■ **Listed entries**:
━━━━━━━━━━━━━━━━━━━━━━━━━━━━━━
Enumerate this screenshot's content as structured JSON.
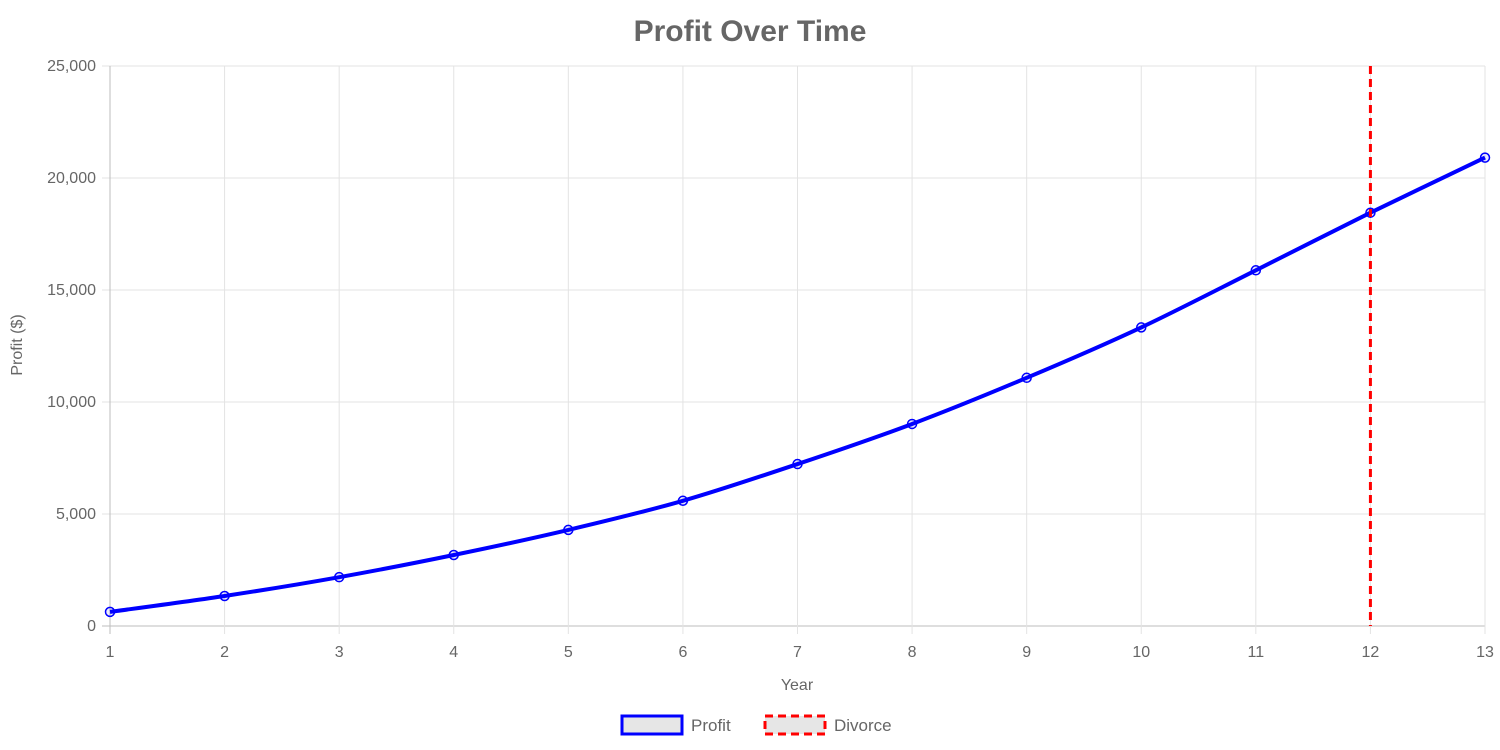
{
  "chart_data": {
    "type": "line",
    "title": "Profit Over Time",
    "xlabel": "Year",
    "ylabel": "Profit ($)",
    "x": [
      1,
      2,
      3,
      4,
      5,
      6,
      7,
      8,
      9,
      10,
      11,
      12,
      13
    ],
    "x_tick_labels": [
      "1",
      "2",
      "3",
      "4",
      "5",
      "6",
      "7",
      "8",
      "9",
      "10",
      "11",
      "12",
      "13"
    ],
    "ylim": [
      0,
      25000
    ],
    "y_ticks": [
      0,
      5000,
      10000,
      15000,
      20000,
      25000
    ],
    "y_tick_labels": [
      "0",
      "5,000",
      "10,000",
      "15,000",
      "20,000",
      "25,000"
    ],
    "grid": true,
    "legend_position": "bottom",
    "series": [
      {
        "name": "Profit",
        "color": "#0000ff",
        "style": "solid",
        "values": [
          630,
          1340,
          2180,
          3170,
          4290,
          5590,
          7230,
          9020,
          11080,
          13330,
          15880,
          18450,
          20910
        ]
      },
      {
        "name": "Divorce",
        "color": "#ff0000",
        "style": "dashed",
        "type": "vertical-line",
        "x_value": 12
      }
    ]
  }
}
━━━━━━━━━━━━━━━━━━━━━━━━━━━━━━
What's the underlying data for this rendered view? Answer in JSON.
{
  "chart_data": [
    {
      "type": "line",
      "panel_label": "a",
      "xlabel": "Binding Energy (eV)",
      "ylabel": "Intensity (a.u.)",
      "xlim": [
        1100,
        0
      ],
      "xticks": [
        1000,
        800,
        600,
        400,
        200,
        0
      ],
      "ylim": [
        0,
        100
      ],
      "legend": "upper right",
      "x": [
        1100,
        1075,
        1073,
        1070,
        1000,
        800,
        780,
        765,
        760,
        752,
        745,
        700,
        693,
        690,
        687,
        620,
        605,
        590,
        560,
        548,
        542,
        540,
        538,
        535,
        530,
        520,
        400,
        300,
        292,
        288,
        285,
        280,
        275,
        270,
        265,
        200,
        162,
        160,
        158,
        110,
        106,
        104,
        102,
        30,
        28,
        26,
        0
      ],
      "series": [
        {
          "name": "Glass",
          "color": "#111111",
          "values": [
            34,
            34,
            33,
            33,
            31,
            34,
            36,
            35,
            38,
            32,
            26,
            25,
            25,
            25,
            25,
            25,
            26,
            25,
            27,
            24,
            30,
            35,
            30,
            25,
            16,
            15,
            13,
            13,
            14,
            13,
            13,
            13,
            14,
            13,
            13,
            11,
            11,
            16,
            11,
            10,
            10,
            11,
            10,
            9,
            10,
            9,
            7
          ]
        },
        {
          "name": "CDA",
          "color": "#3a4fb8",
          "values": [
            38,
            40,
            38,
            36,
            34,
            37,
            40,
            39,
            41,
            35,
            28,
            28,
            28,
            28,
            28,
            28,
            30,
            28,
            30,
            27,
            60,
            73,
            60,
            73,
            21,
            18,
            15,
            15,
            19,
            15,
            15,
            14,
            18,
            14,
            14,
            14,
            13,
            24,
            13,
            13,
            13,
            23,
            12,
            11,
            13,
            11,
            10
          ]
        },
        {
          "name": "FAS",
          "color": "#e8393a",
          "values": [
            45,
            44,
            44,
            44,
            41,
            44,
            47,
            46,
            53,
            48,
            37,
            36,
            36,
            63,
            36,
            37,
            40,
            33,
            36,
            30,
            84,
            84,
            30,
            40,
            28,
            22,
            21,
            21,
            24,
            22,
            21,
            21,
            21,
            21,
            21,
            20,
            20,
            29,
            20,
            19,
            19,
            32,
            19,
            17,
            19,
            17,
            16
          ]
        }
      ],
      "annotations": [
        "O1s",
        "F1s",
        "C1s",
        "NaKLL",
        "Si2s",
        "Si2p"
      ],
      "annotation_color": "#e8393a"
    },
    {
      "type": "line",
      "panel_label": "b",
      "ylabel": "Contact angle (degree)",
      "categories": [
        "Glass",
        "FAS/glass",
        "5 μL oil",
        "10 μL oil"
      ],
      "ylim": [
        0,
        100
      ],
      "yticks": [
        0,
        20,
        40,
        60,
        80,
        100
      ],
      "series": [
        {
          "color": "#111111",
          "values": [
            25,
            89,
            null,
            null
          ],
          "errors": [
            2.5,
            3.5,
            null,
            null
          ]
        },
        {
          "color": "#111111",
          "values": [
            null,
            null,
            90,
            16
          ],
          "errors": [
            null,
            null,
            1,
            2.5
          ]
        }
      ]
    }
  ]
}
━━━━━━━━━━━━━━━━━━━━━━━━━━━━━━
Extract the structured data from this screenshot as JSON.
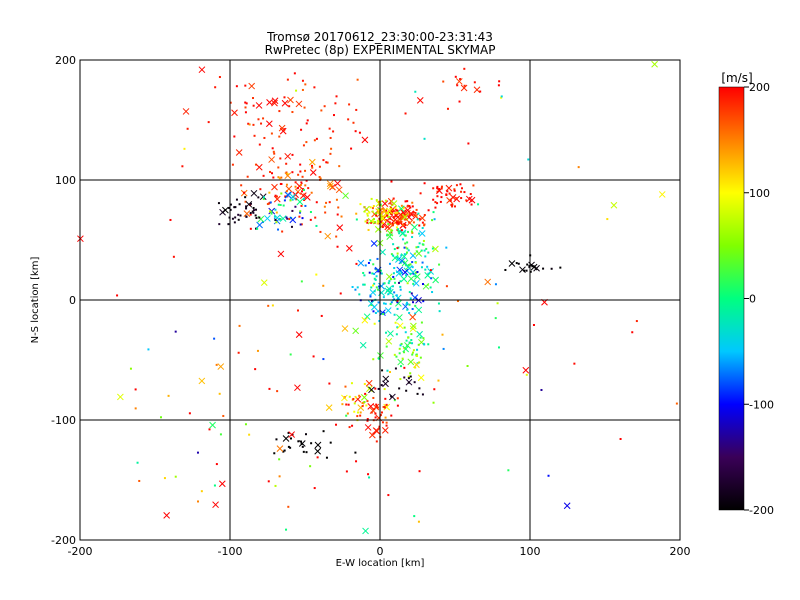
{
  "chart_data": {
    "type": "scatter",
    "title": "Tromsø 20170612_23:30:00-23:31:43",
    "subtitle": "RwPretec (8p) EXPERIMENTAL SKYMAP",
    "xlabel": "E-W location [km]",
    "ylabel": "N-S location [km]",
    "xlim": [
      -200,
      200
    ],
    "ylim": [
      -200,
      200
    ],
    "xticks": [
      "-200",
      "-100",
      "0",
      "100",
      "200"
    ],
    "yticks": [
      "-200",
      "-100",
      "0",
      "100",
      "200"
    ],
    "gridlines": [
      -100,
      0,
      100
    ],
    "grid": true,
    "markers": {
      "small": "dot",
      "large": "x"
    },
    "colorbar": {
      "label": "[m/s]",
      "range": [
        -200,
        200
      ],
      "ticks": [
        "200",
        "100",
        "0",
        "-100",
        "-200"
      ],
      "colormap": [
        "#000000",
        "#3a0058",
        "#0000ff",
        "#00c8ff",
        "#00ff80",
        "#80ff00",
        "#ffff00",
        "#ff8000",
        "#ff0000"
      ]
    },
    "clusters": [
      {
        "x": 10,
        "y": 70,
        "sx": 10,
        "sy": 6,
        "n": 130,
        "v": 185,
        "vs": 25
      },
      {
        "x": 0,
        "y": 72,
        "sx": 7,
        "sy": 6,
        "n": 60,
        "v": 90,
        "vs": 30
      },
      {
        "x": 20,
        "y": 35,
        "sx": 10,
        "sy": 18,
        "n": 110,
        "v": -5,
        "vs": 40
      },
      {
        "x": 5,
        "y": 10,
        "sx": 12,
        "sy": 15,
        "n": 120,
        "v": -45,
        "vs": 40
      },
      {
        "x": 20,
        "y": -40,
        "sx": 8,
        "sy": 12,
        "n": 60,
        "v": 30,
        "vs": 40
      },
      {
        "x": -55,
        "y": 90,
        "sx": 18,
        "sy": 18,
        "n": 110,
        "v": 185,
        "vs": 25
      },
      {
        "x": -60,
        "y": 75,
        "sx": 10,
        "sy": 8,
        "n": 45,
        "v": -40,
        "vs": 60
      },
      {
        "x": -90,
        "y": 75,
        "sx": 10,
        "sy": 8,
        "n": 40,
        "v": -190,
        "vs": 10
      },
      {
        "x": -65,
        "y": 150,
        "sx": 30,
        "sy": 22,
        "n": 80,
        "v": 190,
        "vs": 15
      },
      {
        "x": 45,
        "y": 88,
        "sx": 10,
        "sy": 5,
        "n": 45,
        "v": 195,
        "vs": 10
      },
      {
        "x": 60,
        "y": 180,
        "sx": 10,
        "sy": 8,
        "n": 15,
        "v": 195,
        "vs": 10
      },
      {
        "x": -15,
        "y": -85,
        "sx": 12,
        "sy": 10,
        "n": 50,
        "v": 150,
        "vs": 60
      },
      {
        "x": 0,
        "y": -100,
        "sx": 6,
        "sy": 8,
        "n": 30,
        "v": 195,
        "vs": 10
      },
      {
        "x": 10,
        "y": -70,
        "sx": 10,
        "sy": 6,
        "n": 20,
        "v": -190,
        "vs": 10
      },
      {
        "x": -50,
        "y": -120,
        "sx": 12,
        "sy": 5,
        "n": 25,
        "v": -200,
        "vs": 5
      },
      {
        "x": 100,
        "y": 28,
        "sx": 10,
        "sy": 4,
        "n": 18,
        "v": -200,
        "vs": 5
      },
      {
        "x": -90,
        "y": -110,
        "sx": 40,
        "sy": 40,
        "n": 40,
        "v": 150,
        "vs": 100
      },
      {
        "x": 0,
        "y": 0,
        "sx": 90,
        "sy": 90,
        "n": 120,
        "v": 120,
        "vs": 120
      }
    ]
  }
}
━━━━━━━━━━━━━━━━━━━━━━━━━━━━━━
■ **What to work on**:
Say, as a number only, how many lines of the data contain "this".

■ **Written solution**:
3